═════ Input rows
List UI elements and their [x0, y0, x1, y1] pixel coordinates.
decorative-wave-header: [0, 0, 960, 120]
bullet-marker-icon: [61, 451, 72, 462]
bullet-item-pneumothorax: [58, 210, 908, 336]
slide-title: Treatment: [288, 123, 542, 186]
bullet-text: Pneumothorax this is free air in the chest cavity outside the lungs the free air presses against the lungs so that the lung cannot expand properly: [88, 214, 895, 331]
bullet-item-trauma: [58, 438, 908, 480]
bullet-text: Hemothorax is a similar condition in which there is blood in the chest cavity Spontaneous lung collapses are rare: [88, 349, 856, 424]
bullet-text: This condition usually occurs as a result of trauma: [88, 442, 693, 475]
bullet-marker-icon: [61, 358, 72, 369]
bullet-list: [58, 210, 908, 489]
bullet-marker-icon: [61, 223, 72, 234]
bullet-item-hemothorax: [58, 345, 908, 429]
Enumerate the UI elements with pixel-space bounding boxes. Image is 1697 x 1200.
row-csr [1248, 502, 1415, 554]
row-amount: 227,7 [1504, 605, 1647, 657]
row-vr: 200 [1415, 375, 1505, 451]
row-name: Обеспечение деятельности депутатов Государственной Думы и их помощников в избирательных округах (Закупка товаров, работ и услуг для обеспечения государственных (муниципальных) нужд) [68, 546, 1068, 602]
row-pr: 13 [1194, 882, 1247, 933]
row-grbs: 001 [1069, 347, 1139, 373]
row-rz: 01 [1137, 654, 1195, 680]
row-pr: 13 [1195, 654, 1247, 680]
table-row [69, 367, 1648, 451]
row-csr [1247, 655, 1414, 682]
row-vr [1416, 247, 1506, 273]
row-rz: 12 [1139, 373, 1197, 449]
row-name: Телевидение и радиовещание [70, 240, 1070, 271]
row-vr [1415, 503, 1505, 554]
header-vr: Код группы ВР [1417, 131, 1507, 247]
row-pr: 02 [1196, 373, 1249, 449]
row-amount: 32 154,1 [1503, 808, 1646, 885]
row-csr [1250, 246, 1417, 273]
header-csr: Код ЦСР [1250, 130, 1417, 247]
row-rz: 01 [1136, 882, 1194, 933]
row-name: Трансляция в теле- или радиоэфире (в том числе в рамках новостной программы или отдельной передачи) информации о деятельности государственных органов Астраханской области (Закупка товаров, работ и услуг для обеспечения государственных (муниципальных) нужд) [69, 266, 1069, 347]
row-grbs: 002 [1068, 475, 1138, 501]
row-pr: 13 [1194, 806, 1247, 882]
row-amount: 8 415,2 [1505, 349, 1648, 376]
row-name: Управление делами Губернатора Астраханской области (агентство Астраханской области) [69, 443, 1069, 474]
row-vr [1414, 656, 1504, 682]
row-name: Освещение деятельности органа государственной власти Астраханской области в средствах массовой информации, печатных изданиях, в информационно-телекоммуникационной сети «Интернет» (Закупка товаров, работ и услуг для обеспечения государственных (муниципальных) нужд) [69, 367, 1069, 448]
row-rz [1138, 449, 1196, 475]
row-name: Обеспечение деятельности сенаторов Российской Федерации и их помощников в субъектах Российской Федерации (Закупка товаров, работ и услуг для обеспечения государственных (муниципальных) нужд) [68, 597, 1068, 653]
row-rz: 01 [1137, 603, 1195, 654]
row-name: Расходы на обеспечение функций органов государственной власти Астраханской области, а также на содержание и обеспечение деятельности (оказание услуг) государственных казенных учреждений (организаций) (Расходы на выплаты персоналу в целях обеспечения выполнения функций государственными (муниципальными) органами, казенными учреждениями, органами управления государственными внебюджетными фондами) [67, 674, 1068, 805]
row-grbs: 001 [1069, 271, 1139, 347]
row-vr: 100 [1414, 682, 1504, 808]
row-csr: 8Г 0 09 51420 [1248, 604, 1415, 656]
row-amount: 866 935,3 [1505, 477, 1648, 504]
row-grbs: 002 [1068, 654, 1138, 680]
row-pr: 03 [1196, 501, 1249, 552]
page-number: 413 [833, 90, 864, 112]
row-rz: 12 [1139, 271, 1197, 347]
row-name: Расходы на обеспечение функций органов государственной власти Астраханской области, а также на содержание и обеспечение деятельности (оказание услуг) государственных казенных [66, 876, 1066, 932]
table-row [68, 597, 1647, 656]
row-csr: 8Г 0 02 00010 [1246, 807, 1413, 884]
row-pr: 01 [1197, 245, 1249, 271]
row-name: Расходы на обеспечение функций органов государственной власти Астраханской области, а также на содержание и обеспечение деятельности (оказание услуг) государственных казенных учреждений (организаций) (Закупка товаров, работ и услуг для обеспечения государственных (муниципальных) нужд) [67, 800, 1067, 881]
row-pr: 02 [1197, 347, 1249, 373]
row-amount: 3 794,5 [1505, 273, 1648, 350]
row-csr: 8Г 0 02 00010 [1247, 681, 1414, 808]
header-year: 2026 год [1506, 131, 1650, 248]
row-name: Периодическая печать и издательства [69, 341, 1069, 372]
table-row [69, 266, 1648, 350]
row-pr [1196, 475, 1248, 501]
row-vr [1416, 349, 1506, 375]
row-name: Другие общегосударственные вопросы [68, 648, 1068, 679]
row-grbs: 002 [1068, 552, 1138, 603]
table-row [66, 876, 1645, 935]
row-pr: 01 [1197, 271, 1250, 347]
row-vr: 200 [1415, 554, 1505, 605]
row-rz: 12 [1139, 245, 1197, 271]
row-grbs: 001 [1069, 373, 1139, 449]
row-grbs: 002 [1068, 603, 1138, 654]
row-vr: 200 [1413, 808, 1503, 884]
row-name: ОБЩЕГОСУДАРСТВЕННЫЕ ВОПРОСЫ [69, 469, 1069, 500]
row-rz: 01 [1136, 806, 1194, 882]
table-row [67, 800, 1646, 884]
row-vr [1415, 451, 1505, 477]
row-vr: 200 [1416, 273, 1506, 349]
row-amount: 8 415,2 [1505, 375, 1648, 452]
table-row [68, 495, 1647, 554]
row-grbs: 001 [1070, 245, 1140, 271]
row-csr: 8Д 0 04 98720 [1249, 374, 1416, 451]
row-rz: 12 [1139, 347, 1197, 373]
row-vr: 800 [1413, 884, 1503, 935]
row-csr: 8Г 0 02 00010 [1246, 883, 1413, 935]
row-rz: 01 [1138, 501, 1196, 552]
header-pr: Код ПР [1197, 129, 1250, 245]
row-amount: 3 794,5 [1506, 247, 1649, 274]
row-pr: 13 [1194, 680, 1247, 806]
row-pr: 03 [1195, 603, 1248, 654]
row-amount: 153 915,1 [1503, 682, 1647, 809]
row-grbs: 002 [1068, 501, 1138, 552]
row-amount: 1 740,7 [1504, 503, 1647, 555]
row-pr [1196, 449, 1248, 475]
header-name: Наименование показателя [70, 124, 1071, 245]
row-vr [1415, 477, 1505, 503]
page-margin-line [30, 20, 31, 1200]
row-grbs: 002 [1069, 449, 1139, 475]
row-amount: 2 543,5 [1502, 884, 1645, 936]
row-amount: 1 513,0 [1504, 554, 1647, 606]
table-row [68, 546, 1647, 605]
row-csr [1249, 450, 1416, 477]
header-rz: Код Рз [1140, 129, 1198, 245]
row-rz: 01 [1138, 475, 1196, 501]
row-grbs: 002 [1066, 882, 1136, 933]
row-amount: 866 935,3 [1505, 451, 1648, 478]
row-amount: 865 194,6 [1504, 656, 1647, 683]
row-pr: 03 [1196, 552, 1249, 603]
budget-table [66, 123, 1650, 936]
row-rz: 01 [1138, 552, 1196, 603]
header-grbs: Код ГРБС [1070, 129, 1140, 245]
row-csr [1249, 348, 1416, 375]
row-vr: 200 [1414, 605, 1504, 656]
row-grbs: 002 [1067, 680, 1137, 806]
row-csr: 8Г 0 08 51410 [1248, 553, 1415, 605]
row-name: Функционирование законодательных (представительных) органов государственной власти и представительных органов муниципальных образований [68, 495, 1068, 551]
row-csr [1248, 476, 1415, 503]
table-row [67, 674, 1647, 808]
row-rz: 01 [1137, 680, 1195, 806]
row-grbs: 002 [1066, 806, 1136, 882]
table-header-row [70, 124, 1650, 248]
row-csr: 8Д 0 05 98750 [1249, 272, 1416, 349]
══════════
» **The request**:
Return the lines of the data exactly as they appear, from the first line through the line containing "header-vr: Код группы", including both.

» **Correct result**:
List UI elements and their [x0, y0, x1, y1] pixel coordinates.
decorative-wave-header: [0, 0, 960, 120]
bullet-marker-icon: [61, 451, 72, 462]
bullet-item-pneumothorax: [58, 210, 908, 336]
slide-title: Treatment: [288, 123, 542, 186]
bullet-text: Pneumothorax this is free air in the chest cavity outside the lungs the free air presses against the lungs so that the lung cannot expand properly: [88, 214, 895, 331]
bullet-item-trauma: [58, 438, 908, 480]
bullet-text: Hemothorax is a similar condition in which there is blood in the chest cavity Spontaneous lung collapses are rare: [88, 349, 856, 424]
bullet-text: This condition usually occurs as a result of trauma: [88, 442, 693, 475]
bullet-marker-icon: [61, 358, 72, 369]
bullet-list: [58, 210, 908, 489]
bullet-marker-icon: [61, 223, 72, 234]
bullet-item-hemothorax: [58, 345, 908, 429]
Enumerate the UI elements with pixel-space bounding boxes. Image is 1697 x 1200.
row-csr [1248, 502, 1415, 554]
row-amount: 227,7 [1504, 605, 1647, 657]
row-vr: 200 [1415, 375, 1505, 451]
row-name: Обеспечение деятельности депутатов Государственной Думы и их помощников в избирательных округах (Закупка товаров, работ и услуг для обеспечения государственных (муниципальных) нужд) [68, 546, 1068, 602]
row-pr: 13 [1194, 882, 1247, 933]
row-grbs: 001 [1069, 347, 1139, 373]
row-rz: 01 [1137, 654, 1195, 680]
row-pr: 13 [1195, 654, 1247, 680]
table-row [69, 367, 1648, 451]
row-csr [1247, 655, 1414, 682]
row-vr [1416, 247, 1506, 273]
row-rz: 12 [1139, 373, 1197, 449]
row-name: Телевидение и радиовещание [70, 240, 1070, 271]
row-vr [1415, 503, 1505, 554]
header-vr: Код группы ВР [1417, 131, 1507, 247]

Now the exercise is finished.